Task directions ::
Collect each line holding the string "month".

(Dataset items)
________________________
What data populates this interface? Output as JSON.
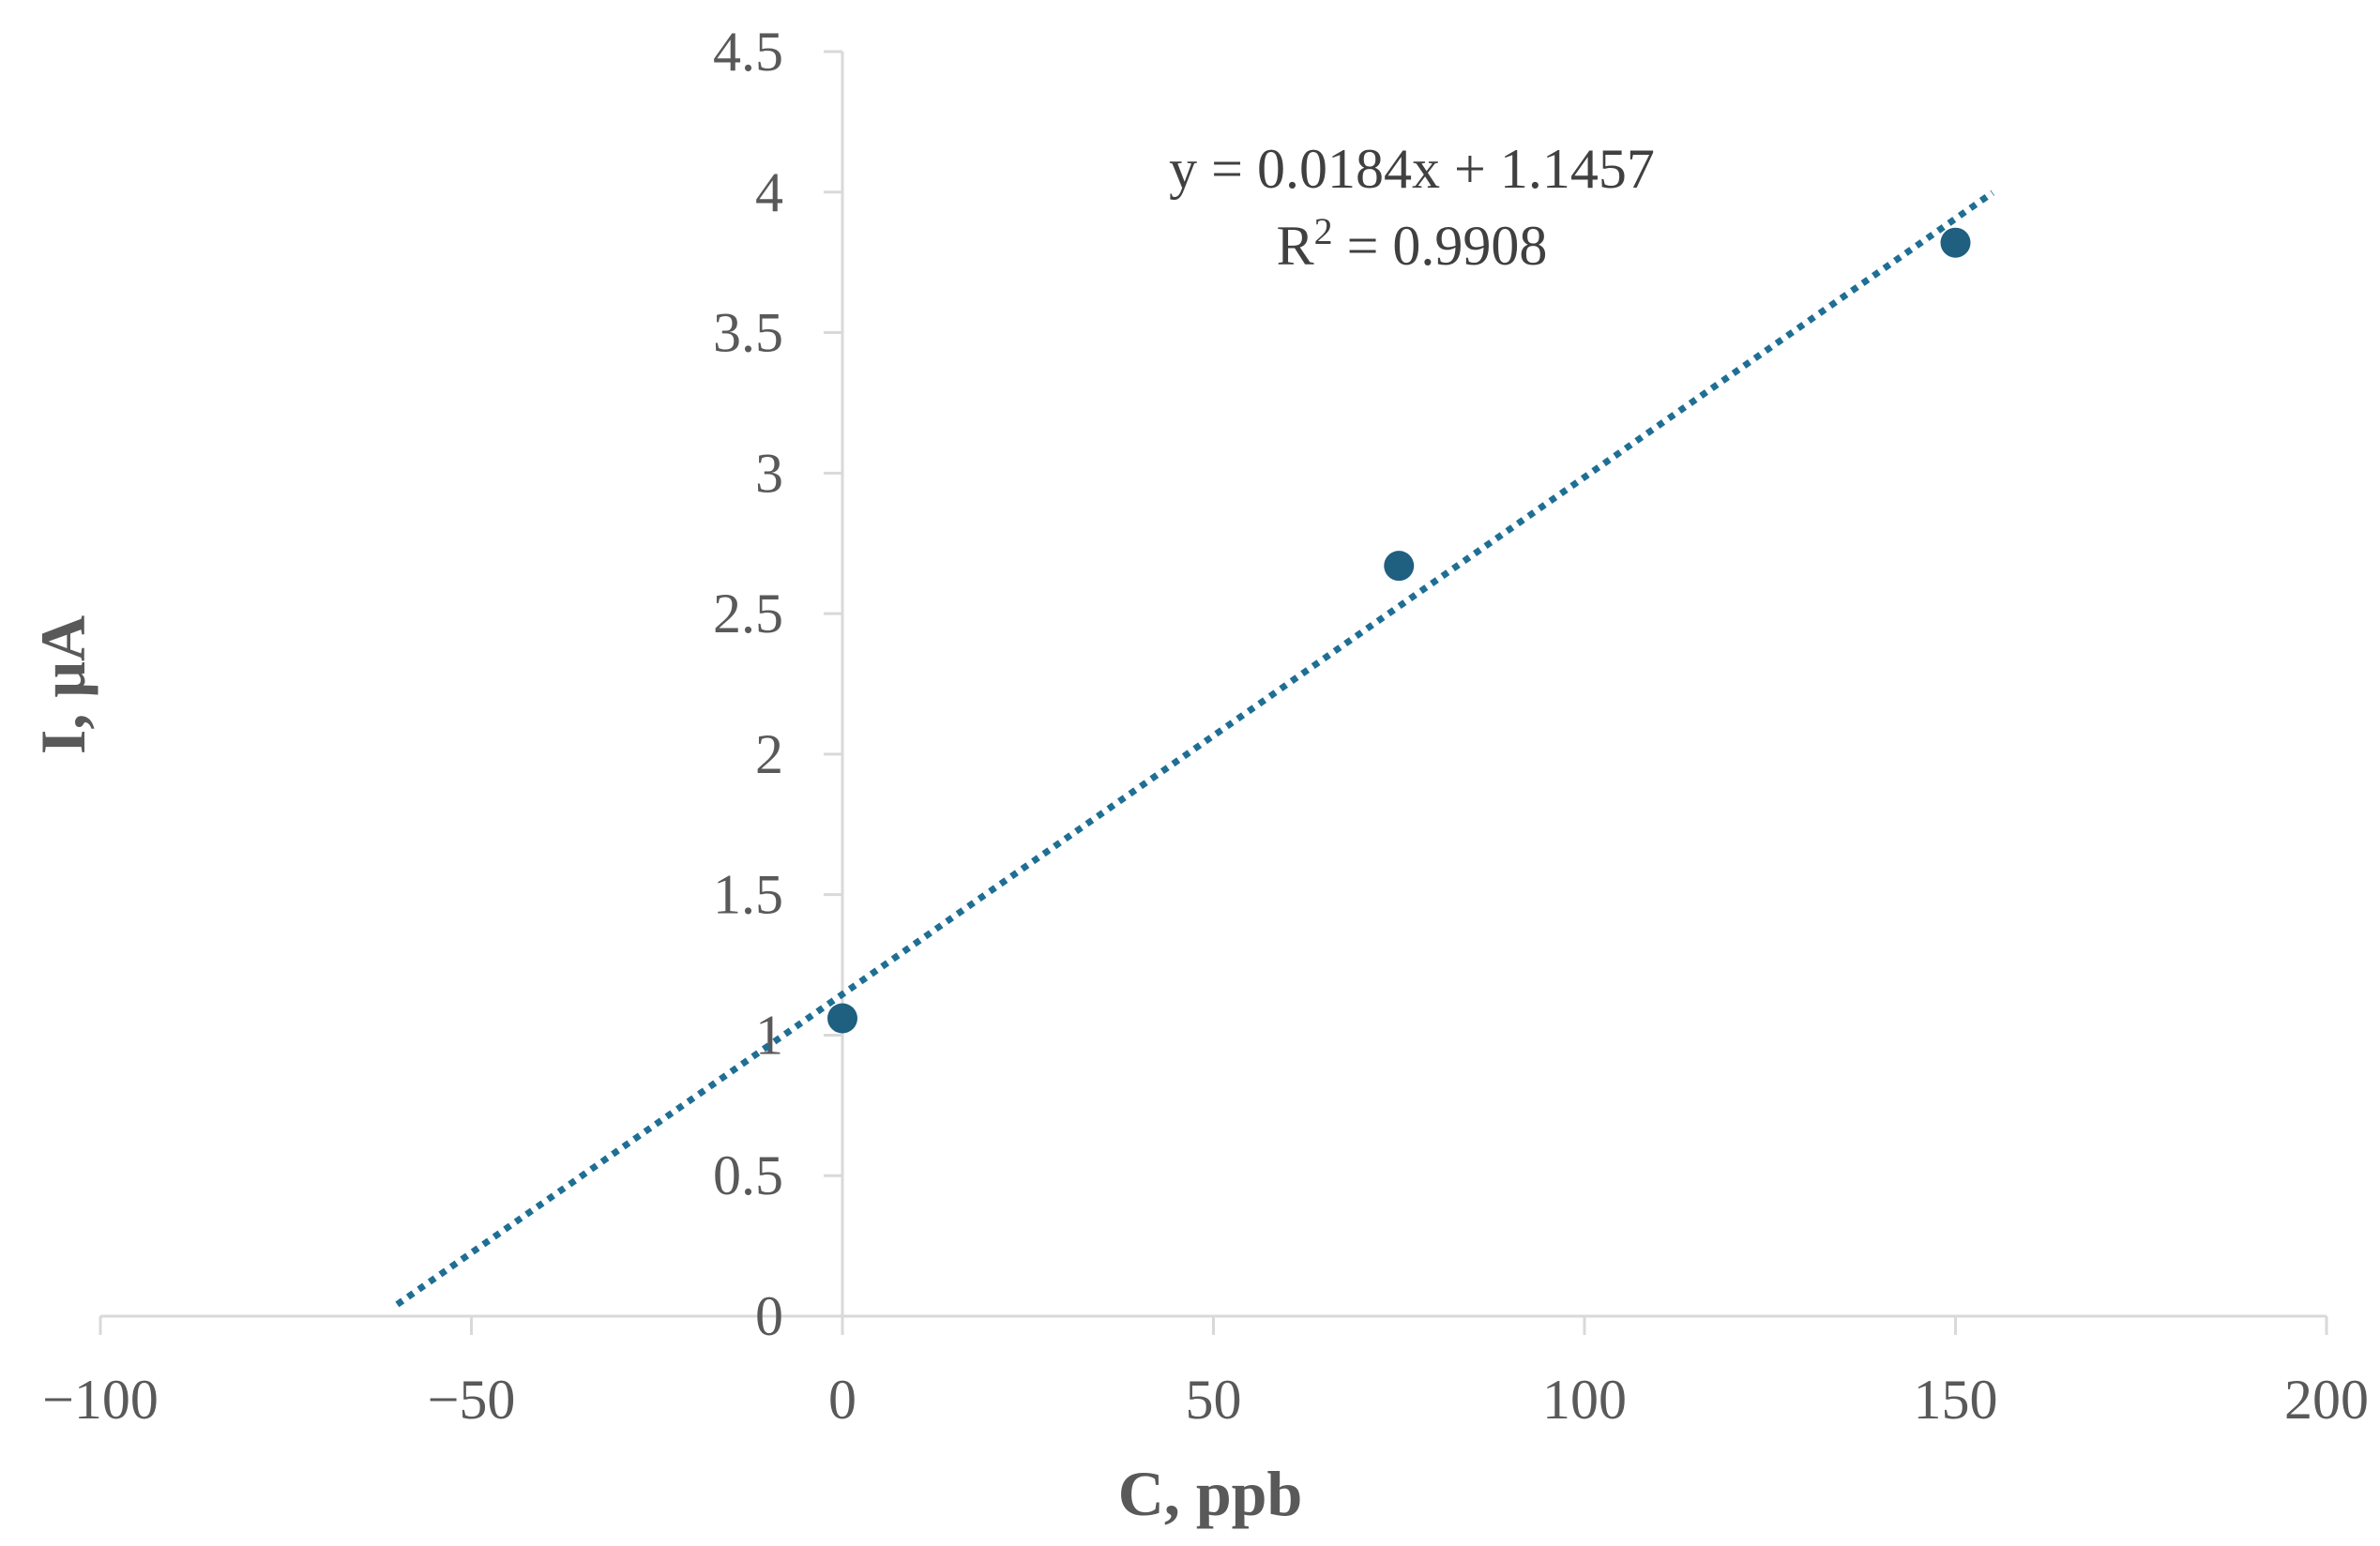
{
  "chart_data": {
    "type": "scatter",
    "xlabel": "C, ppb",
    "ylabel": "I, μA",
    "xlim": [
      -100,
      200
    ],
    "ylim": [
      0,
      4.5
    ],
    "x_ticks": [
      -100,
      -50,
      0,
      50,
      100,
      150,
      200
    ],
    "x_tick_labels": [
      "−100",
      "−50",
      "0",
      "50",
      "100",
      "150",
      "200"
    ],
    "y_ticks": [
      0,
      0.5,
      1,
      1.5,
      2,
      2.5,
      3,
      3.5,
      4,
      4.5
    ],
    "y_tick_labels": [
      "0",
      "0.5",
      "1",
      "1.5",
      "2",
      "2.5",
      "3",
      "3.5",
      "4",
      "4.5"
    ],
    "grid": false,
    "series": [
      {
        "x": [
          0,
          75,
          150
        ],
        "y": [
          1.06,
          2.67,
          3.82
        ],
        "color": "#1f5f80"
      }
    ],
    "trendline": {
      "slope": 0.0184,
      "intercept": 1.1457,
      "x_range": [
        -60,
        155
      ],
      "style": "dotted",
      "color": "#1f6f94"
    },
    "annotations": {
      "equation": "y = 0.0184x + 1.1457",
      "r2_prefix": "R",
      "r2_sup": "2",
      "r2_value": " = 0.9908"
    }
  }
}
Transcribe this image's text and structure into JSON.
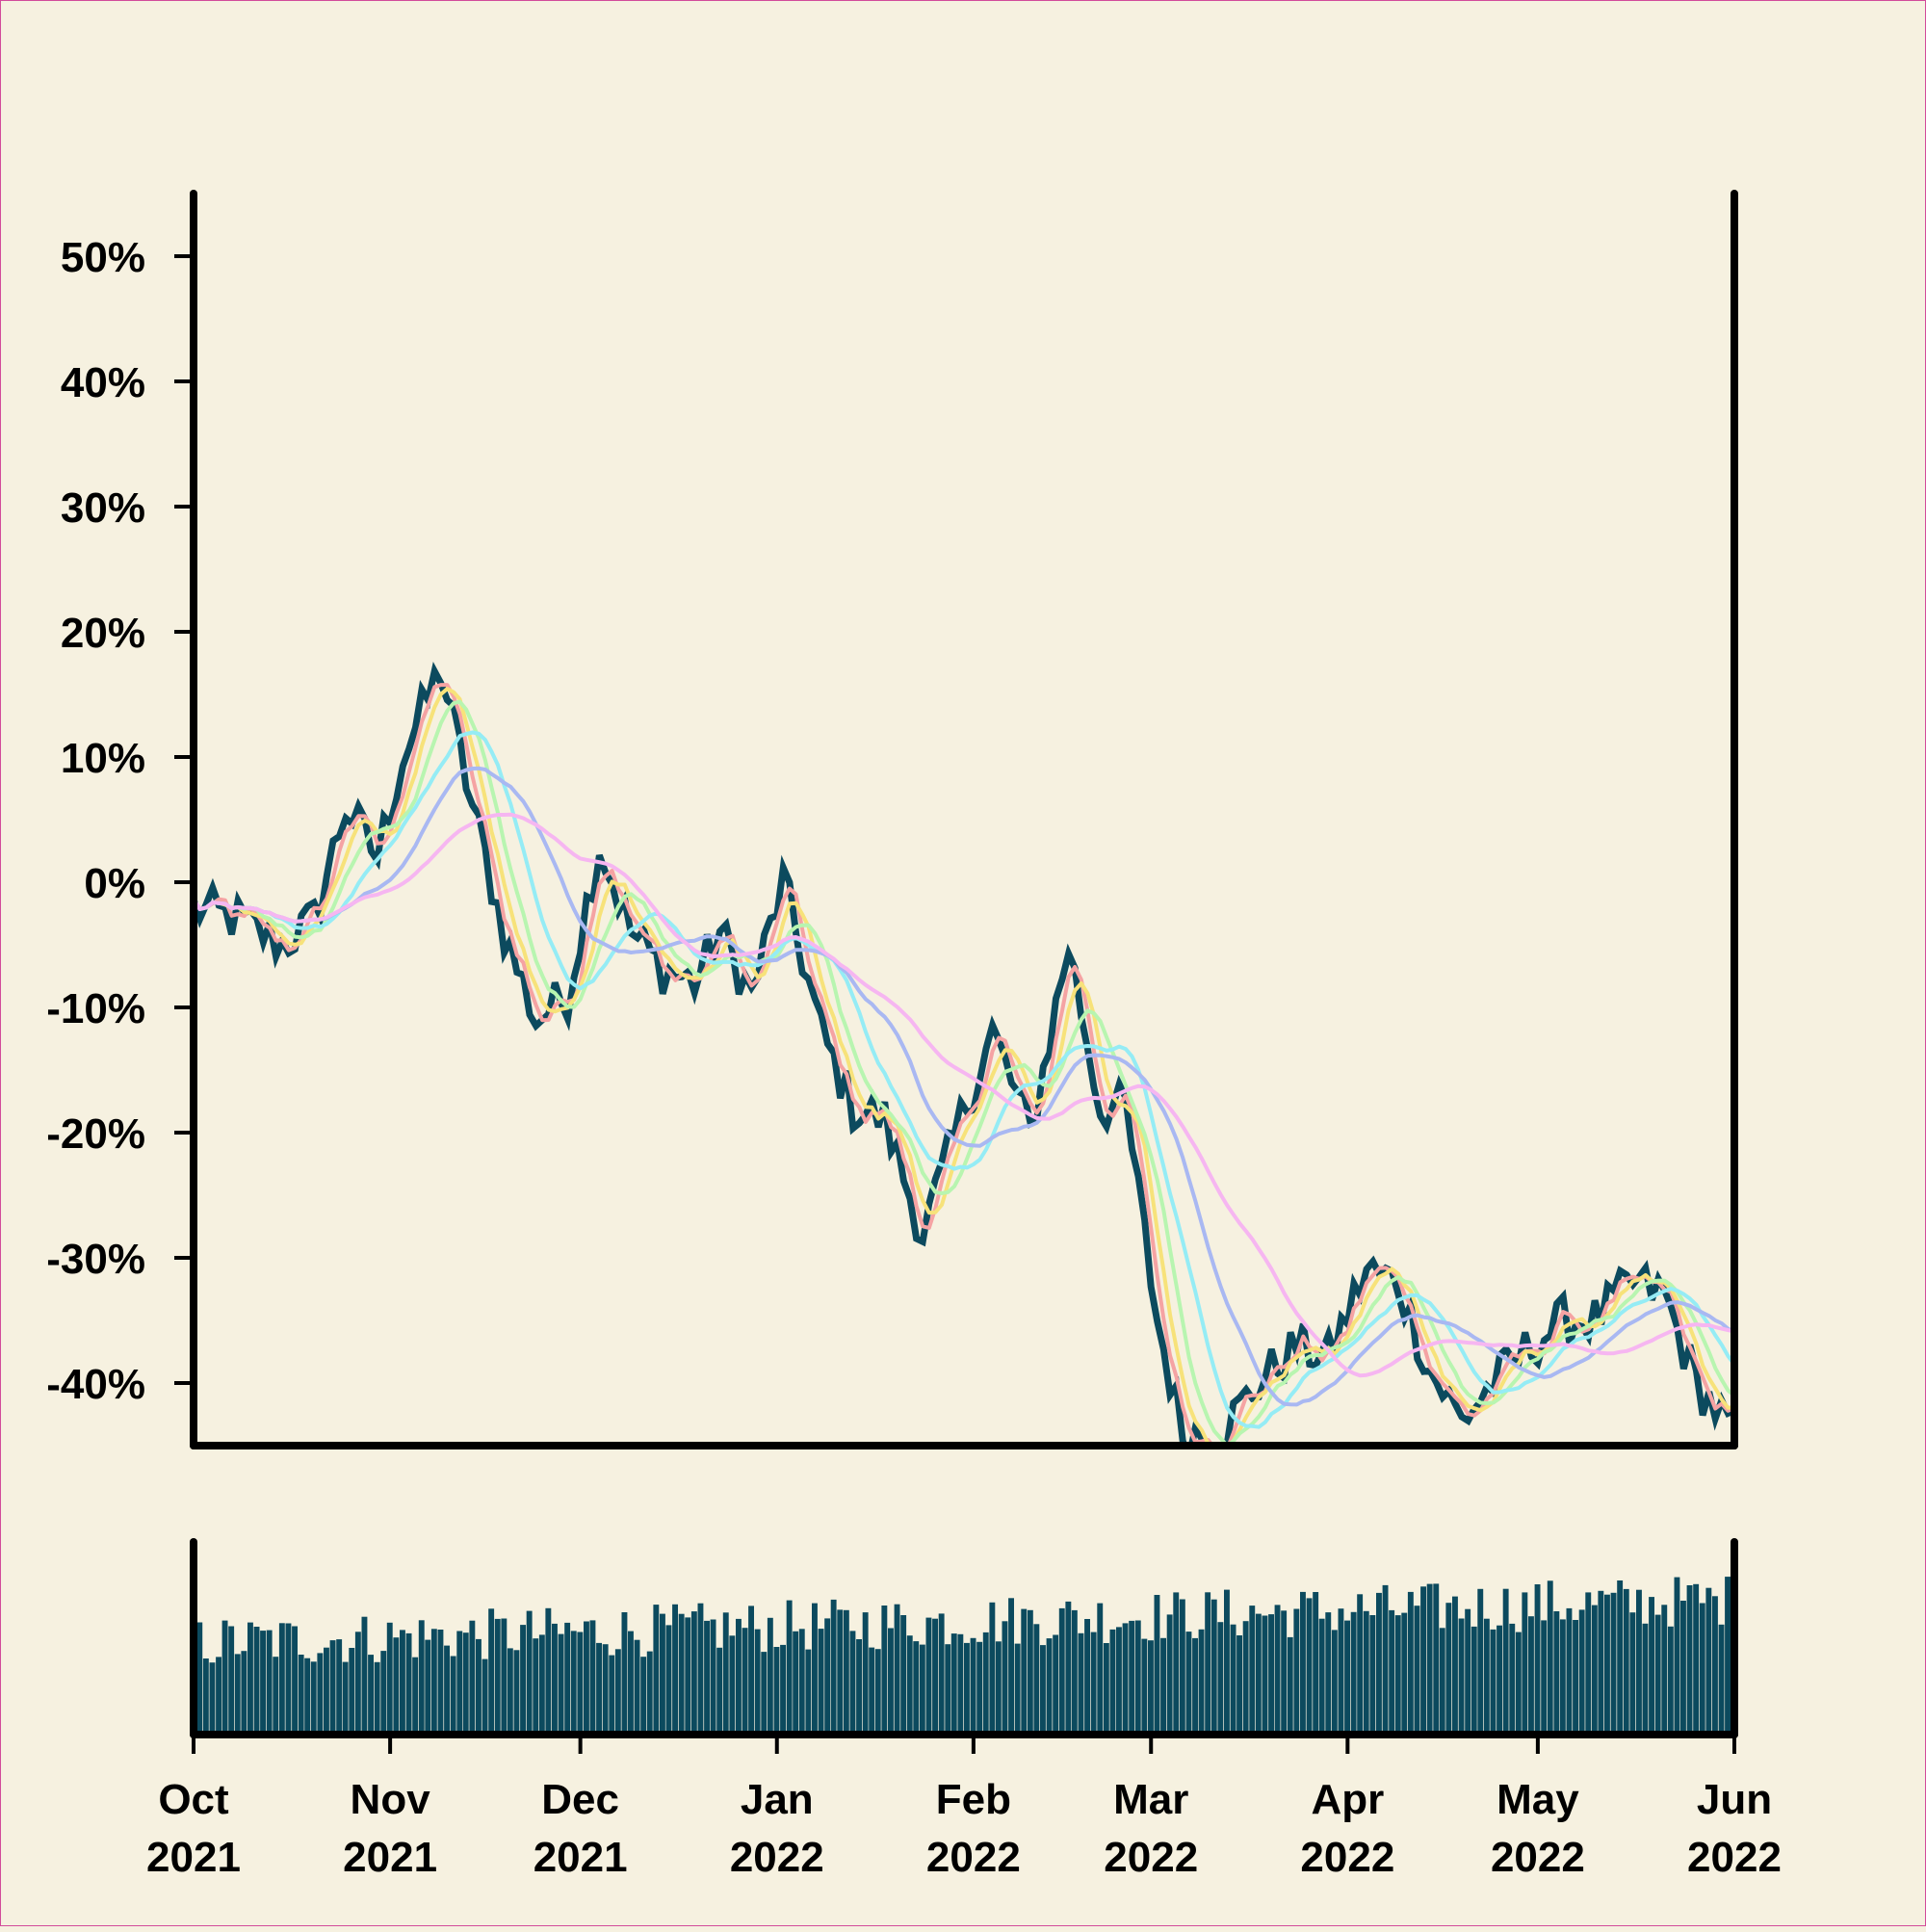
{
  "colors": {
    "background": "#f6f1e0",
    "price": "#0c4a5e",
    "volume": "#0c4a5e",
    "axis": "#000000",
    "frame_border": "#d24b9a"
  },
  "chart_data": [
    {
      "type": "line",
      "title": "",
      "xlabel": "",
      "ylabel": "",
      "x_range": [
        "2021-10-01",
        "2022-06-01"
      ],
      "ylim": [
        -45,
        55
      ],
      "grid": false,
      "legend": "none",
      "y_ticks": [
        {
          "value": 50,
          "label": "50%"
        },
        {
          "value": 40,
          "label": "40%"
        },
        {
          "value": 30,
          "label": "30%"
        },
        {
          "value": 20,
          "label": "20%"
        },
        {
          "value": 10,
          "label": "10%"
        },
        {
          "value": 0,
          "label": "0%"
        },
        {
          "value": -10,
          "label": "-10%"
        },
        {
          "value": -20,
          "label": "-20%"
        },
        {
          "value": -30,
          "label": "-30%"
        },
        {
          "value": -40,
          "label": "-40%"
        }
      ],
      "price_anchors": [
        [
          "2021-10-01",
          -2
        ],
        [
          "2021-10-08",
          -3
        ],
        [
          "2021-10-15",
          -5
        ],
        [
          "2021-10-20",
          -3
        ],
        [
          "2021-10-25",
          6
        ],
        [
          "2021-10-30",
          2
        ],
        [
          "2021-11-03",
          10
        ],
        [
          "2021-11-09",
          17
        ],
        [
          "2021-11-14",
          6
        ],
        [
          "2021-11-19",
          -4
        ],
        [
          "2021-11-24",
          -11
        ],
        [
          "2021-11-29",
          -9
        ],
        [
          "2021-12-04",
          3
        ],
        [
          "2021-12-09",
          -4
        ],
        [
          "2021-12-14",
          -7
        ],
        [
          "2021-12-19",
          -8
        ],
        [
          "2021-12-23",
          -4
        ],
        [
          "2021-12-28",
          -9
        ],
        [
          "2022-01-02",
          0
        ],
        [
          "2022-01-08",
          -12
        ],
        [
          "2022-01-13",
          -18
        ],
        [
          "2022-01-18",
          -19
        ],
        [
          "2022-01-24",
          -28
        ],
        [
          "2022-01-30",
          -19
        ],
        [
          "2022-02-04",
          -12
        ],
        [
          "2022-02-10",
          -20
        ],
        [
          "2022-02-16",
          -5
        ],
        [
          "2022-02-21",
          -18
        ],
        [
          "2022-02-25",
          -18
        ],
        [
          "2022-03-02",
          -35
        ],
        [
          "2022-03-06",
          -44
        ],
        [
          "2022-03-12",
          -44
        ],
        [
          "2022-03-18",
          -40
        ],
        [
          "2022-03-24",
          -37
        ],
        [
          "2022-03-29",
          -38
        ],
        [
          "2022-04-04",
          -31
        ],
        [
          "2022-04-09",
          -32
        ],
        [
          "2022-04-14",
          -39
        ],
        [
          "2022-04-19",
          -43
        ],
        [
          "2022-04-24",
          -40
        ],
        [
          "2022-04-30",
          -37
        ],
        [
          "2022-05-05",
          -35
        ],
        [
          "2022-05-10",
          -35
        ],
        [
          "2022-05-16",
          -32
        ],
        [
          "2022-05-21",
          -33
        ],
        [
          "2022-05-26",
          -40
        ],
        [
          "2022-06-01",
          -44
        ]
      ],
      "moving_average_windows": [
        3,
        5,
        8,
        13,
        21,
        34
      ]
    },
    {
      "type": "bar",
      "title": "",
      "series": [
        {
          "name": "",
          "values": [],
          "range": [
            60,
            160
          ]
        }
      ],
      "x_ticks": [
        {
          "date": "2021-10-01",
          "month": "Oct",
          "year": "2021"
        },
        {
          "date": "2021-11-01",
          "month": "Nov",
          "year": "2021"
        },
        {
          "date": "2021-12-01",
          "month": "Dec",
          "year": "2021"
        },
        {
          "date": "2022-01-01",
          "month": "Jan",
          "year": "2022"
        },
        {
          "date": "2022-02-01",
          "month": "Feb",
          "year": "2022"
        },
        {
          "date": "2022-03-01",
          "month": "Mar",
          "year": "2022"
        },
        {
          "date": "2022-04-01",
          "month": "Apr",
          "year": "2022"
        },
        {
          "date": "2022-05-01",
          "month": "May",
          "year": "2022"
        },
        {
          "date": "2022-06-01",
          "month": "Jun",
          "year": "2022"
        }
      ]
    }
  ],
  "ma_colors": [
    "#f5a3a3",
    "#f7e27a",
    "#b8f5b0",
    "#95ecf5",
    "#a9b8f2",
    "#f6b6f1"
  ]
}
________________________
Response to the exercise ::
          "month": "Oct",
          "month": "Nov",
          "month": "Dec",
          "month": "Jan",
          "month": "Feb",
          "month": "Mar",
          "month": "Apr",
          "month": "May",
          "month": "Jun",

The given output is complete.